**Set task:** Render every line of the material below as a JSON list of strings, one string per line, leaving out any blank lines.

[Element box annotations]
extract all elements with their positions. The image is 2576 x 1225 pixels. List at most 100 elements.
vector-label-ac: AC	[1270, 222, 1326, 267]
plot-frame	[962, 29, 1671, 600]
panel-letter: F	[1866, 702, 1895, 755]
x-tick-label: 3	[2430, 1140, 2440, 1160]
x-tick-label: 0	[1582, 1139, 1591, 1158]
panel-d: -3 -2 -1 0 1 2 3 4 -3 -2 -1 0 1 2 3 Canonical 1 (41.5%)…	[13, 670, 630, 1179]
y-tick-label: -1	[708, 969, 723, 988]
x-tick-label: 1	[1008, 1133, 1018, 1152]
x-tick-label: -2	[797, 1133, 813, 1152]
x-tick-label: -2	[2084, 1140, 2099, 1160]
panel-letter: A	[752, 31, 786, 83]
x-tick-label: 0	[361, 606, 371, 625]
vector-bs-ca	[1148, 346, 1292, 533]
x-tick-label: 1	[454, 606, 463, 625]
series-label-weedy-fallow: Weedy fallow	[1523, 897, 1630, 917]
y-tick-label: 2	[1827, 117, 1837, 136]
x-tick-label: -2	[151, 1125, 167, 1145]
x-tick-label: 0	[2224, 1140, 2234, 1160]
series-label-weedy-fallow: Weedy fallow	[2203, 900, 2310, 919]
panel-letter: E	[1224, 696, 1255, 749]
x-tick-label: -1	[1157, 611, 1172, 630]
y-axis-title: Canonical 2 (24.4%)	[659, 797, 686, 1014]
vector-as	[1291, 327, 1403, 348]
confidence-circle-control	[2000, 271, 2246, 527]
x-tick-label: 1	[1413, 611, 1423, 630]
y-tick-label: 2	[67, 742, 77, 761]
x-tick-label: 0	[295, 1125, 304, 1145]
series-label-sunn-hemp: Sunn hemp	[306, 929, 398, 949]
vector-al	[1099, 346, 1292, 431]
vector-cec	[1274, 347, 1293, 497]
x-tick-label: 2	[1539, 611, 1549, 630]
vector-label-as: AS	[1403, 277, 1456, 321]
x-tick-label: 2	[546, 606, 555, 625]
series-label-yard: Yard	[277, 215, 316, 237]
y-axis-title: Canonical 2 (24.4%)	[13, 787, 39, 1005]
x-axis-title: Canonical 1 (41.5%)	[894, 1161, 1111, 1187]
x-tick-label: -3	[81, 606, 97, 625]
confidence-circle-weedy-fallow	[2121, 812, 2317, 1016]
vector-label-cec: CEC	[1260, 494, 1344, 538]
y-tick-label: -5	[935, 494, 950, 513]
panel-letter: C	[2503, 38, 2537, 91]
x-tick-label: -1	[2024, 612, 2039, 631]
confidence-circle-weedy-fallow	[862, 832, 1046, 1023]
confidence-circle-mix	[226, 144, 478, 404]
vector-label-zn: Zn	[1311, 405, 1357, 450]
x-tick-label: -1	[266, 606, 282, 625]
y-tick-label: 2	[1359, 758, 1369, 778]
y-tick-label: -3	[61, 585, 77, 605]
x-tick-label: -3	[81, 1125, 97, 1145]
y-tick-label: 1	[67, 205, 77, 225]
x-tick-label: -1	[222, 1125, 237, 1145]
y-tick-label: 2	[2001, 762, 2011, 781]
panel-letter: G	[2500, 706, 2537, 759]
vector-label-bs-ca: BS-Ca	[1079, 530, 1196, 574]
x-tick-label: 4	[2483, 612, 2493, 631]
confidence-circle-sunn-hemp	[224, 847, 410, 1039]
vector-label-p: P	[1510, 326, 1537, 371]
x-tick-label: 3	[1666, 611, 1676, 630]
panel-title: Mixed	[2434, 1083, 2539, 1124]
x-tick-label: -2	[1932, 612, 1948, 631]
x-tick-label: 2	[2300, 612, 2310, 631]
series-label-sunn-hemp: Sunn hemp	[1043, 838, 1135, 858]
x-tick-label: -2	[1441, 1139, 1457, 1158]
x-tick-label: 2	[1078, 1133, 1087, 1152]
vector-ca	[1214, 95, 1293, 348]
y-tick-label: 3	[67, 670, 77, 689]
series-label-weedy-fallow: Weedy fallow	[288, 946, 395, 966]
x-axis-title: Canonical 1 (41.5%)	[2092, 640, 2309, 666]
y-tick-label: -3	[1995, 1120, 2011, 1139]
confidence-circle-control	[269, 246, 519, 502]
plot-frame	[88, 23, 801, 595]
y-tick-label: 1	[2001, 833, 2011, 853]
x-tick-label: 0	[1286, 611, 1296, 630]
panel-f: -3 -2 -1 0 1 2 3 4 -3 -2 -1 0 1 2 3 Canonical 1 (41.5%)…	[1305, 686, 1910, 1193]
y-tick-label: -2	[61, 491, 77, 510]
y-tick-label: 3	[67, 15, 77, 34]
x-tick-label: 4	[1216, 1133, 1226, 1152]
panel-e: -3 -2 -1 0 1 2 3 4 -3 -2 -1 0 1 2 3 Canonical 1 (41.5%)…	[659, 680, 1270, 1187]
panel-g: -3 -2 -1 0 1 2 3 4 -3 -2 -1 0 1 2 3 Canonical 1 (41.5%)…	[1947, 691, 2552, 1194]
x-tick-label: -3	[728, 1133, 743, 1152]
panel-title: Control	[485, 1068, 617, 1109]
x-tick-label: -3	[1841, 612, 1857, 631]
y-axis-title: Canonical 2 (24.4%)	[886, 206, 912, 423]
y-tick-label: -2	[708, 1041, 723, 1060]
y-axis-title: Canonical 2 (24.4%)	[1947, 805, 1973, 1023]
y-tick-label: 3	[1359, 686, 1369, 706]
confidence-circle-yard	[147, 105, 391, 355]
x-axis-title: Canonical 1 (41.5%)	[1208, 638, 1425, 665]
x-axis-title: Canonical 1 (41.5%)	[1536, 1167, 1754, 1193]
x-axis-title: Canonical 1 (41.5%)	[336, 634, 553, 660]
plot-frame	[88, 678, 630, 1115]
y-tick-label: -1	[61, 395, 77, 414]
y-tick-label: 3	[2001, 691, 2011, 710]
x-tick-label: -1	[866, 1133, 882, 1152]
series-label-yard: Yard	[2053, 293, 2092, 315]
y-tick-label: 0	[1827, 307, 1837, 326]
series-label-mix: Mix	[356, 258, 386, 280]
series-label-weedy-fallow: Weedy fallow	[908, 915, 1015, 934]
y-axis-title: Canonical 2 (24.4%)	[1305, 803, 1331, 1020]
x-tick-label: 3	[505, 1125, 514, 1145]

**Completed task:**
[
  "extract all elements with their positions. The image is 2576 x 1225 pixels. List at most 100 elements.",
  "vector-label-ac: AC\t[1270, 222, 1326, 267]",
  "plot-frame\t[962, 29, 1671, 600]",
  "panel-letter: F\t[1866, 702, 1895, 755]",
  "x-tick-label: 3\t[2430, 1140, 2440, 1160]",
  "x-tick-label: 0\t[1582, 1139, 1591, 1158]",
  "panel-d: -3 -2 -1 0 1 2 3 4 -3 -2 -1 0 1 2 3 Canonical 1 (41.5%)…\t[13, 670, 630, 1179]",
  "y-tick-label: -1\t[708, 969, 723, 988]",
  "x-tick-label: 1\t[1008, 1133, 1018, 1152]",
  "x-tick-label: -2\t[797, 1133, 813, 1152]",
  "x-tick-label: -2\t[2084, 1140, 2099, 1160]",
  "panel-letter: A\t[752, 31, 786, 83]",
  "x-tick-label: 0\t[361, 606, 371, 625]",
  "vector-bs-ca\t[1148, 346, 1292, 533]",
  "x-tick-label: 1\t[454, 606, 463, 625]",
  "series-label-weedy-fallow: Weedy fallow\t[1523, 897, 1630, 917]",
  "y-tick-label: 2\t[1827, 117, 1837, 136]",
  "x-tick-label: -2\t[151, 1125, 167, 1145]",
  "x-tick-label: 0\t[2224, 1140, 2234, 1160]",
  "series-label-weedy-fallow: Weedy fallow\t[2203, 900, 2310, 919]",
  "panel-letter: E\t[1224, 696, 1255, 749]",
  "x-tick-label: -1\t[1157, 611, 1172, 630]",
  "y-axis-title: Canonical 2 (24.4%)\t[659, 797, 686, 1014]",
  "vector-as\t[1291, 327, 1403, 348]",
  "confidence-circle-control\t[2000, 271, 2246, 527]",
  "x-tick-label: 1\t[1413, 611, 1423, 630]",
  "y-tick-label: 2\t[67, 742, 77, 761]",
  "x-tick-label: 0\t[295, 1125, 304, 1145]",
  "series-label-sunn-hemp: Sunn hemp\t[306, 929, 398, 949]",
  "vector-al\t[1099, 346, 1292, 431]",
  "vector-cec\t[1274, 347, 1293, 497]",
  "x-tick-label: 2\t[1539, 611, 1549, 630]",
  "vector-label-as: AS\t[1403, 277, 1456, 321]",
  "x-tick-label: 2\t[546, 606, 555, 625]",
  "series-label-yard: Yard\t[277, 215, 316, 237]",
  "y-axis-title: Canonical 2 (24.4%)\t[13, 787, 39, 1005]",
  "x-axis-title: Canonical 1 (41.5%)\t[894, 1161, 1111, 1187]",
  "x-tick-label: -3\t[81, 606, 97, 625]",
  "confidence-circle-weedy-fallow\t[2121, 812, 2317, 1016]",
  "vector-label-cec: CEC\t[1260, 494, 1344, 538]",
  "y-tick-label: -5\t[935, 494, 950, 513]",
  "panel-letter: C\t[2503, 38, 2537, 91]",
  "x-tick-label: -1\t[2024, 612, 2039, 631]",
  "confidence-circle-weedy-fallow\t[862, 832, 1046, 1023]",
  "confidence-circle-mix\t[226, 144, 478, 404]",
  "vector-label-zn: Zn\t[1311, 405, 1357, 450]",
  "x-tick-label: -1\t[266, 606, 282, 625]",
  "y-tick-label: 2\t[1359, 758, 1369, 778]",
  "y-tick-label: -3\t[61, 585, 77, 605]",
  "x-tick-label: -3\t[81, 1125, 97, 1145]",
  "y-tick-label: 1\t[67, 205, 77, 225]",
  "x-tick-label: -1\t[222, 1125, 237, 1145]",
  "y-tick-label: 2\t[2001, 762, 2011, 781]",
  "panel-letter: G\t[2500, 706, 2537, 759]",
  "vector-label-bs-ca: BS-Ca\t[1079, 530, 1196, 574]",
  "x-tick-label: 4\t[2483, 612, 2493, 631]",
  "confidence-circle-sunn-hemp\t[224, 847, 410, 1039]",
  "vector-label-p: P\t[1510, 326, 1537, 371]",
  "x-tick-label: 3\t[1666, 611, 1676, 630]",
  "panel-title: Mixed\t[2434, 1083, 2539, 1124]",
  "x-tick-label: -2\t[1932, 612, 1948, 631]",
  "x-tick-label: 2\t[2300, 612, 2310, 631]",
  "series-label-sunn-hemp: Sunn hemp\t[1043, 838, 1135, 858]",
  "x-tick-label: -2\t[1441, 1139, 1457, 1158]",
  "x-tick-label: 2\t[1078, 1133, 1087, 1152]",
  "vector-ca\t[1214, 95, 1293, 348]",
  "y-tick-label: 3\t[67, 670, 77, 689]",
  "series-label-weedy-fallow: Weedy fallow\t[288, 946, 395, 966]",
  "x-axis-title: Canonical 1 (41.5%)\t[2092, 640, 2309, 666]",
  "y-tick-label: -3\t[1995, 1120, 2011, 1139]",
  "confidence-circle-control\t[269, 246, 519, 502]",
  "plot-frame\t[88, 23, 801, 595]",
  "y-tick-label: 1\t[2001, 833, 2011, 853]",
  "x-tick-label: 0\t[1286, 611, 1296, 630]",
  "panel-f: -3 -2 -1 0 1 2 3 4 -3 -2 -1 0 1 2 3 Canonical 1 (41.5%)…\t[1305, 686, 1910, 1193]",
  "y-tick-label: -2\t[61, 491, 77, 510]",
  "y-tick-label: 3\t[67, 15, 77, 34]",
  "x-tick-label: 4\t[1216, 1133, 1226, 1152]",
  "panel-e: -3 -2 -1 0 1 2 3 4 -3 -2 -1 0 1 2 3 Canonical 1 (41.5%)…\t[659, 680, 1270, 1187]",
  "panel-g: -3 -2 -1 0 1 2 3 4 -3 -2 -1 0 1 2 3 Canonical 1 (41.5%)…\t[1947, 691, 2552, 1194]",
  "x-tick-label: -3\t[728, 1133, 743, 1152]",
  "panel-title: Control\t[485, 1068, 617, 1109]",
  "x-tick-label: -3\t[1841, 612, 1857, 631]",
  "y-axis-title: Canonical 2 (24.4%)\t[886, 206, 912, 423]",
  "y-tick-label: -2\t[708, 1041, 723, 1060]",
  "y-axis-title: Canonical 2 (24.4%)\t[1947, 805, 1973, 1023]",
  "y-tick-label: 3\t[1359, 686, 1369, 706]",
  "confidence-circle-yard\t[147, 105, 391, 355]",
  "x-axis-title: Canonical 1 (41.5%)\t[1208, 638, 1425, 665]",
  "x-axis-title: Canonical 1 (41.5%)\t[1536, 1167, 1754, 1193]",
  "x-axis-title: Canonical 1 (41.5%)\t[336, 634, 553, 660]",
  "plot-frame\t[88, 678, 630, 1115]",
  "y-tick-label: -1\t[61, 395, 77, 414]",
  "y-tick-label: 3\t[2001, 691, 2011, 710]",
  "x-tick-label: -1\t[866, 1133, 882, 1152]",
  "series-label-yard: Yard\t[2053, 293, 2092, 315]",
  "y-tick-label: 0\t[1827, 307, 1837, 326]",
  "series-label-mix: Mix\t[356, 258, 386, 280]",
  "series-label-weedy-fallow: Weedy fallow\t[908, 915, 1015, 934]",
  "y-axis-title: Canonical 2 (24.4%)\t[1305, 803, 1331, 1020]",
  "x-tick-label: 3\t[505, 1125, 514, 1145]"
]